Information given –
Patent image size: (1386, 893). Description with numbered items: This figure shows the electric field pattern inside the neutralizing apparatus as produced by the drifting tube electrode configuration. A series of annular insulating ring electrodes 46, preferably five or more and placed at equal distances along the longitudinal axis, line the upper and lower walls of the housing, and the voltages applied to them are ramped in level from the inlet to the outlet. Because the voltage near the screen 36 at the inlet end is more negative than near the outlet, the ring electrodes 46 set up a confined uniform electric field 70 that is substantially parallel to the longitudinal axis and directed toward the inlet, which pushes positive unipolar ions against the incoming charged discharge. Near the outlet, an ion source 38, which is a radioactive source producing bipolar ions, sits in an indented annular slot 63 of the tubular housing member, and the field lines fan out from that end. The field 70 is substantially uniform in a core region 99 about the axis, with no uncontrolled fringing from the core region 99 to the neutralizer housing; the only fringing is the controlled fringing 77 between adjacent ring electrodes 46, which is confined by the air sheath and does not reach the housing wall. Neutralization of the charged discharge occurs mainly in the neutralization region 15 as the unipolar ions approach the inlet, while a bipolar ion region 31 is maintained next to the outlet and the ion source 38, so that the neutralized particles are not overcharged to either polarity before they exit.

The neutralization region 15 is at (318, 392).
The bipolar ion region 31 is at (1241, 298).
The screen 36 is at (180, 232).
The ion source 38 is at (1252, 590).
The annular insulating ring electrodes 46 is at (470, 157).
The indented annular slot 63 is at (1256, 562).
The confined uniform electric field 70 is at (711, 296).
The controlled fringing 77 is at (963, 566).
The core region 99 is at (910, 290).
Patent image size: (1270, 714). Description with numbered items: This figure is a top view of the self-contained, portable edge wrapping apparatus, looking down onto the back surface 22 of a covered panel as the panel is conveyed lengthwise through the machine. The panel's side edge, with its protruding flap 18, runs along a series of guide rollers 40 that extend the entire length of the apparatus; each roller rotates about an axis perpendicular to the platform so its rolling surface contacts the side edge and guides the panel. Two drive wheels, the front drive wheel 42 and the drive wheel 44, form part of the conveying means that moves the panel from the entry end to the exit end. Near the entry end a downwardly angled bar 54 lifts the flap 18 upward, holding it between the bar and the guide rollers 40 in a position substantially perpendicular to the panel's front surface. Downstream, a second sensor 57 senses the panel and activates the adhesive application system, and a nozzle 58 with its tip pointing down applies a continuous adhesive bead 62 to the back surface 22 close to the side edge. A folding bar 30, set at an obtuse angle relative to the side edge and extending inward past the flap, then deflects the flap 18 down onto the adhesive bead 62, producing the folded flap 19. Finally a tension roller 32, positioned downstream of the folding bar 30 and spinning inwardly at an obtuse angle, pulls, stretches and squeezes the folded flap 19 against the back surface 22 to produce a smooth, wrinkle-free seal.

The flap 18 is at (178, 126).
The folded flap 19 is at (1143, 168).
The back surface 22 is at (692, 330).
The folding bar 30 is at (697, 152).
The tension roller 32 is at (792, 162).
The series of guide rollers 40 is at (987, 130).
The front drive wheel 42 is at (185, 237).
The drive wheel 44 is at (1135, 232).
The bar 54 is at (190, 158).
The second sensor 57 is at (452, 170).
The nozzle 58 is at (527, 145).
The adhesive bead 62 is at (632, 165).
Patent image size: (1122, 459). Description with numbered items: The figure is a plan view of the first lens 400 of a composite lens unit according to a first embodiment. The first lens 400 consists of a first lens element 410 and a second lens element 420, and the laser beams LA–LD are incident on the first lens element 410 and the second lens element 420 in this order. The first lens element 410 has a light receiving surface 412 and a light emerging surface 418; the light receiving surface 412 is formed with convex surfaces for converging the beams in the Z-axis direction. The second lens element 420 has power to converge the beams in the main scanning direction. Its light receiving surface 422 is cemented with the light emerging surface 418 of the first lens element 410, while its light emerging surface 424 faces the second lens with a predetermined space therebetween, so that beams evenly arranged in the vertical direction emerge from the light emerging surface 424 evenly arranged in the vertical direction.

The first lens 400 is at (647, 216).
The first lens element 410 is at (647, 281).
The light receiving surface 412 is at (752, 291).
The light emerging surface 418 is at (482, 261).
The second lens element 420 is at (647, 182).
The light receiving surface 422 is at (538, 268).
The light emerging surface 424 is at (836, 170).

What this task involves – Quote all of the data above word for word, from its first line through its last.

Answer below –
Patent image size: (1386, 893). Description with numbered items: This figure shows the electric field pattern inside the neutralizing apparatus as produced by the drifting tube electrode configuration. A series of annular insulating ring electrodes 46, preferably five or more and placed at equal distances along the longitudinal axis, line the upper and lower walls of the housing, and the voltages applied to them are ramped in level from the inlet to the outlet. Because the voltage near the screen 36 at the inlet end is more negative than near the outlet, the ring electrodes 46 set up a confined uniform electric field 70 that is substantially parallel to the longitudinal axis and directed toward the inlet, which pushes positive unipolar ions against the incoming charged discharge. Near the outlet, an ion source 38, which is a radioactive source producing bipolar ions, sits in an indented annular slot 63 of the tubular housing member, and the field lines fan out from that end. The field 70 is substantially uniform in a core region 99 about the axis, with no uncontrolled fringing from the core region 99 to the neutralizer housing; the only fringing is the controlled fringing 77 between adjacent ring electrodes 46, which is confined by the air sheath and does not reach the housing wall. Neutralization of the charged discharge occurs mainly in the neutralization region 15 as the unipolar ions approach the inlet, while a bipolar ion region 31 is maintained next to the outlet and the ion source 38, so that the neutralized particles are not overcharged to either polarity before they exit.

The neutralization region 15 is at (318, 392).
The bipolar ion region 31 is at (1241, 298).
The screen 36 is at (180, 232).
The ion source 38 is at (1252, 590).
The annular insulating ring electrodes 46 is at (470, 157).
The indented annular slot 63 is at (1256, 562).
The confined uniform electric field 70 is at (711, 296).
The controlled fringing 77 is at (963, 566).
The core region 99 is at (910, 290).
Patent image size: (1270, 714). Description with numbered items: This figure is a top view of the self-contained, portable edge wrapping apparatus, looking down onto the back surface 22 of a covered panel as the panel is conveyed lengthwise through the machine. The panel's side edge, with its protruding flap 18, runs along a series of guide rollers 40 that extend the entire length of the apparatus; each roller rotates about an axis perpendicular to the platform so its rolling surface contacts the side edge and guides the panel. Two drive wheels, the front drive wheel 42 and the drive wheel 44, form part of the conveying means that moves the panel from the entry end to the exit end. Near the entry end a downwardly angled bar 54 lifts the flap 18 upward, holding it between the bar and the guide rollers 40 in a position substantially perpendicular to the panel's front surface. Downstream, a second sensor 57 senses the panel and activates the adhesive application system, and a nozzle 58 with its tip pointing down applies a continuous adhesive bead 62 to the back surface 22 close to the side edge. A folding bar 30, set at an obtuse angle relative to the side edge and extending inward past the flap, then deflects the flap 18 down onto the adhesive bead 62, producing the folded flap 19. Finally a tension roller 32, positioned downstream of the folding bar 30 and spinning inwardly at an obtuse angle, pulls, stretches and squeezes the folded flap 19 against the back surface 22 to produce a smooth, wrinkle-free seal.

The flap 18 is at (178, 126).
The folded flap 19 is at (1143, 168).
The back surface 22 is at (692, 330).
The folding bar 30 is at (697, 152).
The tension roller 32 is at (792, 162).
The series of guide rollers 40 is at (987, 130).
The front drive wheel 42 is at (185, 237).
The drive wheel 44 is at (1135, 232).
The bar 54 is at (190, 158).
The second sensor 57 is at (452, 170).
The nozzle 58 is at (527, 145).
The adhesive bead 62 is at (632, 165).
Patent image size: (1122, 459). Description with numbered items: The figure is a plan view of the first lens 400 of a composite lens unit according to a first embodiment. The first lens 400 consists of a first lens element 410 and a second lens element 420, and the laser beams LA–LD are incident on the first lens element 410 and the second lens element 420 in this order. The first lens element 410 has a light receiving surface 412 and a light emerging surface 418; the light receiving surface 412 is formed with convex surfaces for converging the beams in the Z-axis direction. The second lens element 420 has power to converge the beams in the main scanning direction. Its light receiving surface 422 is cemented with the light emerging surface 418 of the first lens element 410, while its light emerging surface 424 faces the second lens with a predetermined space therebetween, so that beams evenly arranged in the vertical direction emerge from the light emerging surface 424 evenly arranged in the vertical direction.

The first lens 400 is at (647, 216).
The first lens element 410 is at (647, 281).
The light receiving surface 412 is at (752, 291).
The light emerging surface 418 is at (482, 261).
The second lens element 420 is at (647, 182).
The light receiving surface 422 is at (538, 268).
The light emerging surface 424 is at (836, 170).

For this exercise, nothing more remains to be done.